**REQUIRED WORK**
Look for the word "rights" in the data below, and copy every line that holds it.

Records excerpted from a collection
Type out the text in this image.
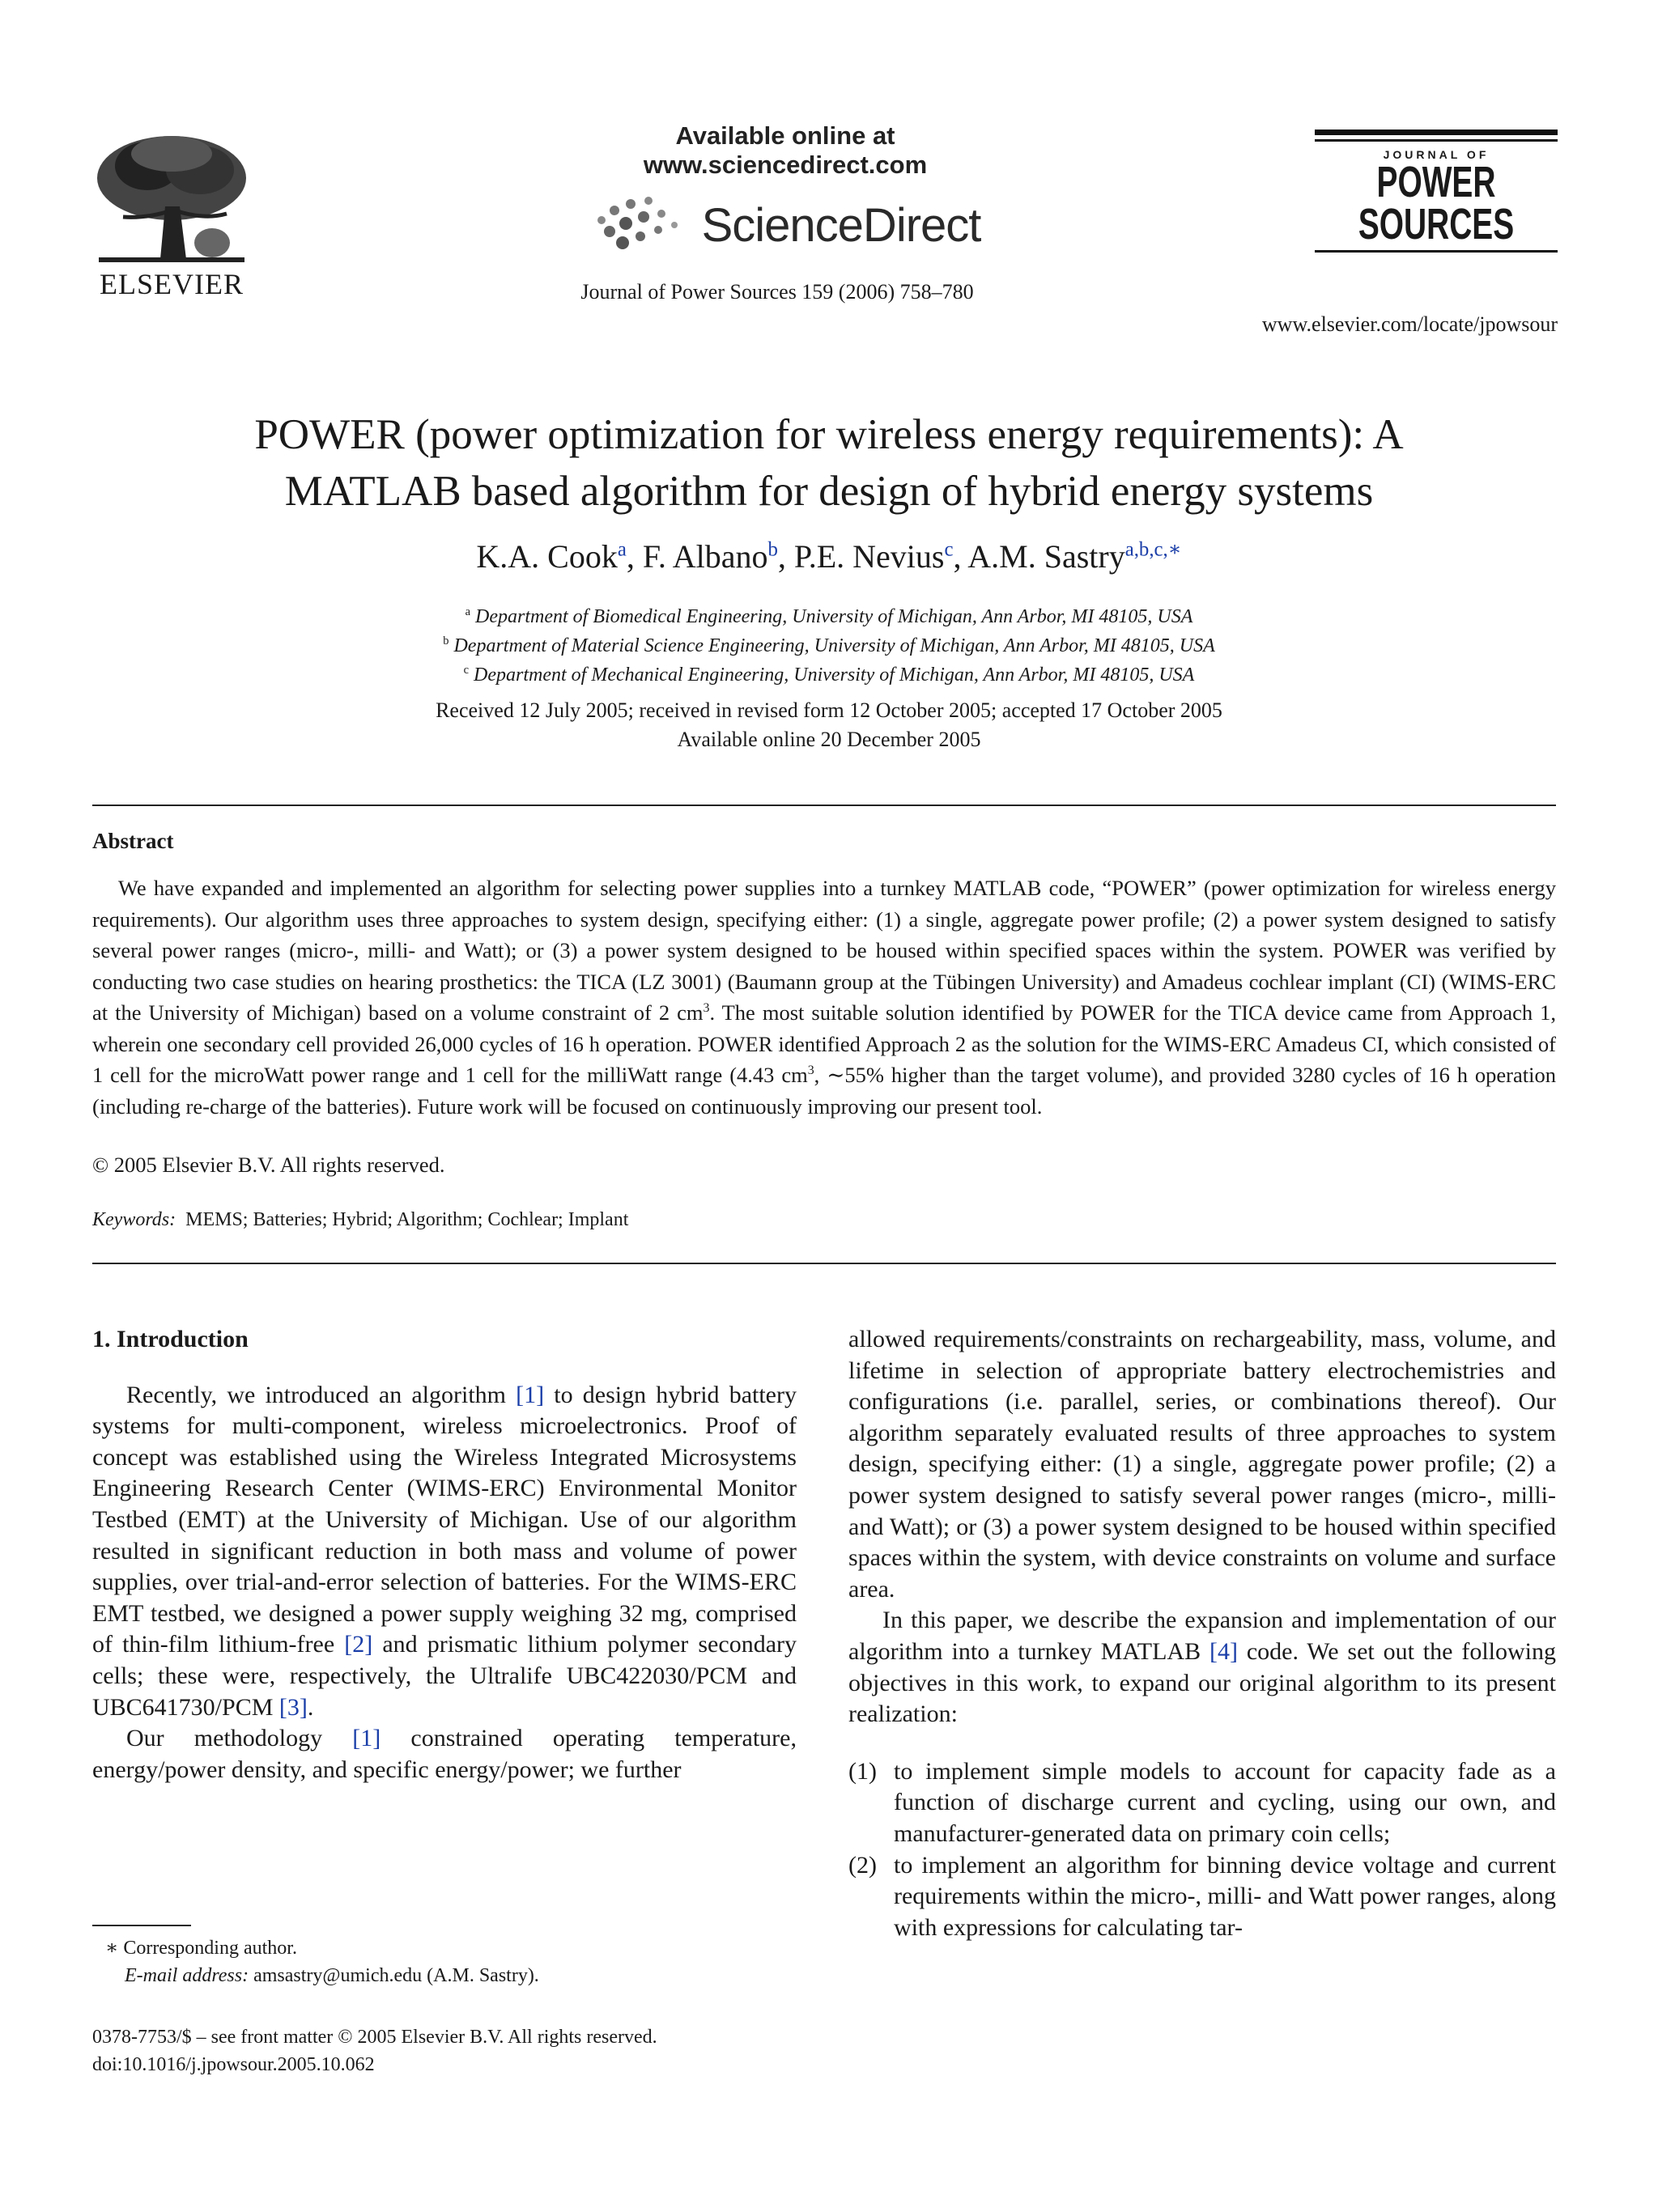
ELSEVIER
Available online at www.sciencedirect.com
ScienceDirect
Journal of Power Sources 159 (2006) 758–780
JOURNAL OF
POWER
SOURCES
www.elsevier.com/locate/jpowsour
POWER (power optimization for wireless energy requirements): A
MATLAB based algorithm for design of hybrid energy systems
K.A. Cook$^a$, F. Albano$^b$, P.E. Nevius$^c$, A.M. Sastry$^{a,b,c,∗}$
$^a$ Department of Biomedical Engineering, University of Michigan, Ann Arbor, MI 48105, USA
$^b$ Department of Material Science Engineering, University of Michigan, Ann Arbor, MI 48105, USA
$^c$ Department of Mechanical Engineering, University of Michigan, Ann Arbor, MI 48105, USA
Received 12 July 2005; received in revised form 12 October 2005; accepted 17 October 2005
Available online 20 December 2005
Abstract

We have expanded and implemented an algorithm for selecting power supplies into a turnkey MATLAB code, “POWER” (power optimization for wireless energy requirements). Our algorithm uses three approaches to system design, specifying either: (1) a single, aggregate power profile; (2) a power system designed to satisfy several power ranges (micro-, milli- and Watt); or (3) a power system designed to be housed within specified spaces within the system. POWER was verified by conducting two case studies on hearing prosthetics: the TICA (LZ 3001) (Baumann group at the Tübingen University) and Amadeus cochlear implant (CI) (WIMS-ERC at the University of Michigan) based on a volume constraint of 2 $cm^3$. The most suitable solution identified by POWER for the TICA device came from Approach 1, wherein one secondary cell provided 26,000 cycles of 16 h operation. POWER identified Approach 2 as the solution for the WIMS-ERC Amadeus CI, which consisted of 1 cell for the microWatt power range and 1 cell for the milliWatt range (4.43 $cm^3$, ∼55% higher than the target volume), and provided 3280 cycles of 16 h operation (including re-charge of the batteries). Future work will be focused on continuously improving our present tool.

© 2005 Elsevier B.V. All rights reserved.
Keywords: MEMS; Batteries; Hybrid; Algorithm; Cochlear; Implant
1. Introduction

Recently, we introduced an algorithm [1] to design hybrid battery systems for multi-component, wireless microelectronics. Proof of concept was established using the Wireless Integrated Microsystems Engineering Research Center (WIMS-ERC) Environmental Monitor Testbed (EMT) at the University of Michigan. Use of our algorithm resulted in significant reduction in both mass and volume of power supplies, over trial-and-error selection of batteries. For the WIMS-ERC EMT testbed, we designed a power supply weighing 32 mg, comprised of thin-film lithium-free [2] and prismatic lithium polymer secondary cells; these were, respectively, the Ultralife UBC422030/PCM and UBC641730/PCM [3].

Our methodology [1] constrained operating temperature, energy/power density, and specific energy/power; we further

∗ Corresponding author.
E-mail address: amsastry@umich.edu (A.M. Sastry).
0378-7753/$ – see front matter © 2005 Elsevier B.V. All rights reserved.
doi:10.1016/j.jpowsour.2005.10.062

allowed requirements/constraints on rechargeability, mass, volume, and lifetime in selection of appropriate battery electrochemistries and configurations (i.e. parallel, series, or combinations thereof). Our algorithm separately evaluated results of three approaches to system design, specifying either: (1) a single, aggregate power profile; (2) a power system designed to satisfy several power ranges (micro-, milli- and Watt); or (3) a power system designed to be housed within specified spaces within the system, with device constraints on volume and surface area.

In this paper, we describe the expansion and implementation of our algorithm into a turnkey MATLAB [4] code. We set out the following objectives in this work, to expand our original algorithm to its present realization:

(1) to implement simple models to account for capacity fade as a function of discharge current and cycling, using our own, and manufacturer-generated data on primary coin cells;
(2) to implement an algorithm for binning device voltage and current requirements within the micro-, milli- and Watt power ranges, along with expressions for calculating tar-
---
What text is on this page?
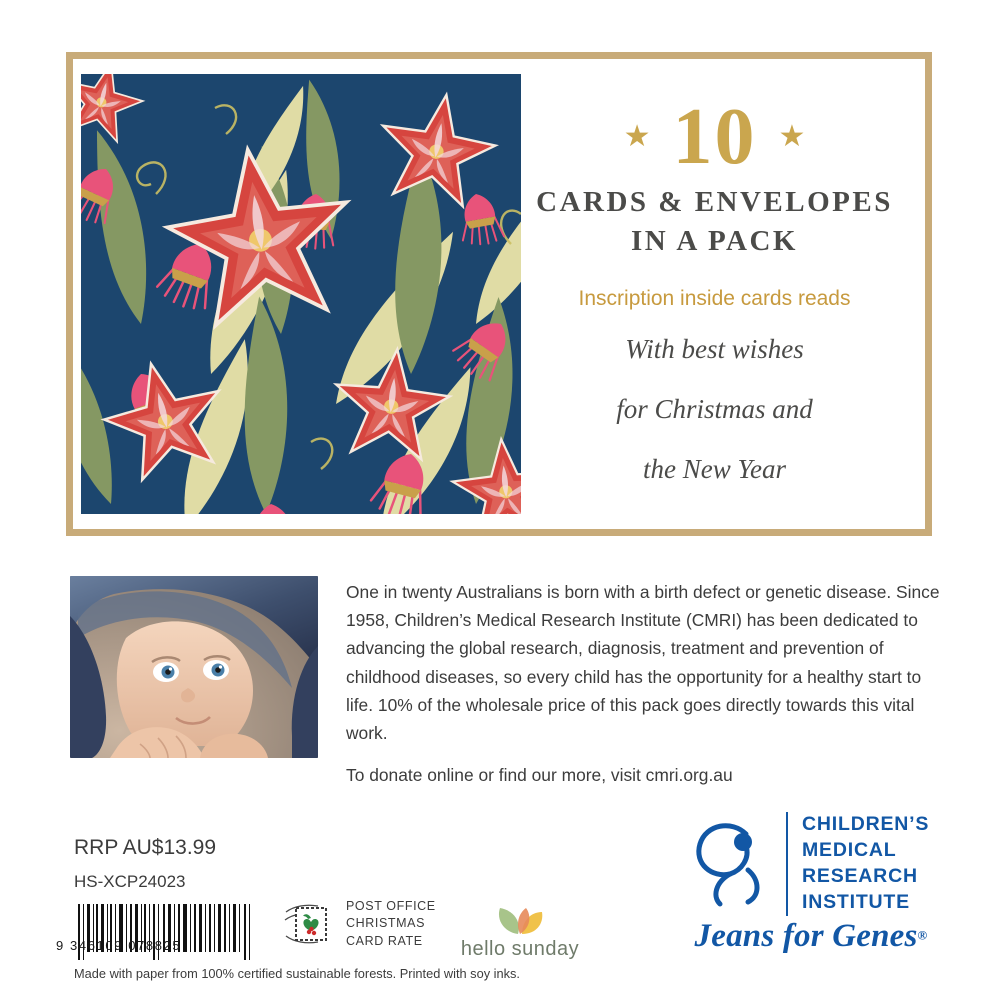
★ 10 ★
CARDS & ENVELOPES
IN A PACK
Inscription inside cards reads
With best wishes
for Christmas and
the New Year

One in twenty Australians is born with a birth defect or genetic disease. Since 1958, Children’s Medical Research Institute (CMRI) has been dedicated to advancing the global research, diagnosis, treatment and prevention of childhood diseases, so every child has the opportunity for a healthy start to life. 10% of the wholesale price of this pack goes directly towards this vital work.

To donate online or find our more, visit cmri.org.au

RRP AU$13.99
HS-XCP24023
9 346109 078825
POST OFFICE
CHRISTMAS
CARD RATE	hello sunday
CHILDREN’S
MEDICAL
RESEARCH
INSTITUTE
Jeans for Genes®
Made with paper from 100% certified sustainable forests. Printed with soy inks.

**EXERCISE ANSWER**
© 2005 Elsevier B.V. All rights reserved.
0378-7753/$ – see front matter © 2005 Elsevier B.V. All rights reserved.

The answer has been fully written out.